- Material to process -
== == ==
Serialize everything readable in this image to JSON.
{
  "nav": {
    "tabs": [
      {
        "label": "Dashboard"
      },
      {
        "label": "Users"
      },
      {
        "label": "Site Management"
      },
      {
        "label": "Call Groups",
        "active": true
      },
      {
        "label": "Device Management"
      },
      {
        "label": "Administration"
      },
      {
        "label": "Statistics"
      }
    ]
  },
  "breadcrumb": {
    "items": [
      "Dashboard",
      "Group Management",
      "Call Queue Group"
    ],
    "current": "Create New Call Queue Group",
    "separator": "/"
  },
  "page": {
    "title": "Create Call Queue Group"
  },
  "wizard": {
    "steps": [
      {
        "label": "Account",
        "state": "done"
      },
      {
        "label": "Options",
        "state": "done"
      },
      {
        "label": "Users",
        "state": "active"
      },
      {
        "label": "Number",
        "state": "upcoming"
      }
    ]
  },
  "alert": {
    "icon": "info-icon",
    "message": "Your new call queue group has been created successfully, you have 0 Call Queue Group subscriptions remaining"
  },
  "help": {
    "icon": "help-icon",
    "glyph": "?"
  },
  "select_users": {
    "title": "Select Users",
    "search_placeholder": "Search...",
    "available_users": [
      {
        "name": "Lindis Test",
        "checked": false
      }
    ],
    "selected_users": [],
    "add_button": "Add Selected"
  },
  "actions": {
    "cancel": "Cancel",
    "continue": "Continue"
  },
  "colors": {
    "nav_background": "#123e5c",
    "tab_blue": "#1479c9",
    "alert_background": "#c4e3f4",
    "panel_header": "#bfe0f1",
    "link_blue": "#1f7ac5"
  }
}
== == ==
- Requirement -
Print out all the entries precisely as written.

- The answer -
Serialize everything readable in this image to JSON.
{
  "nav": {
    "tabs": [
      {
        "label": "Dashboard"
      },
      {
        "label": "Users"
      },
      {
        "label": "Site Management"
      },
      {
        "label": "Call Groups",
        "active": true
      },
      {
        "label": "Device Management"
      },
      {
        "label": "Administration"
      },
      {
        "label": "Statistics"
      }
    ]
  },
  "breadcrumb": {
    "items": [
      "Dashboard",
      "Group Management",
      "Call Queue Group"
    ],
    "current": "Create New Call Queue Group",
    "separator": "/"
  },
  "page": {
    "title": "Create Call Queue Group"
  },
  "wizard": {
    "steps": [
      {
        "label": "Account",
        "state": "done"
      },
      {
        "label": "Options",
        "state": "done"
      },
      {
        "label": "Users",
        "state": "active"
      },
      {
        "label": "Number",
        "state": "upcoming"
      }
    ]
  },
  "alert": {
    "icon": "info-icon",
    "message": "Your new call queue group has been created successfully, you have 0 Call Queue Group subscriptions remaining"
  },
  "help": {
    "icon": "help-icon",
    "glyph": "?"
  },
  "select_users": {
    "title": "Select Users",
    "search_placeholder": "Search...",
    "available_users": [
      {
        "name": "Lindis Test",
        "checked": false
      }
    ],
    "selected_users": [],
    "add_button": "Add Selected"
  },
  "actions": {
    "cancel": "Cancel",
    "continue": "Continue"
  },
  "colors": {
    "nav_background": "#123e5c",
    "tab_blue": "#1479c9",
    "alert_background": "#c4e3f4",
    "panel_header": "#bfe0f1",
    "link_blue": "#1f7ac5"
  }
}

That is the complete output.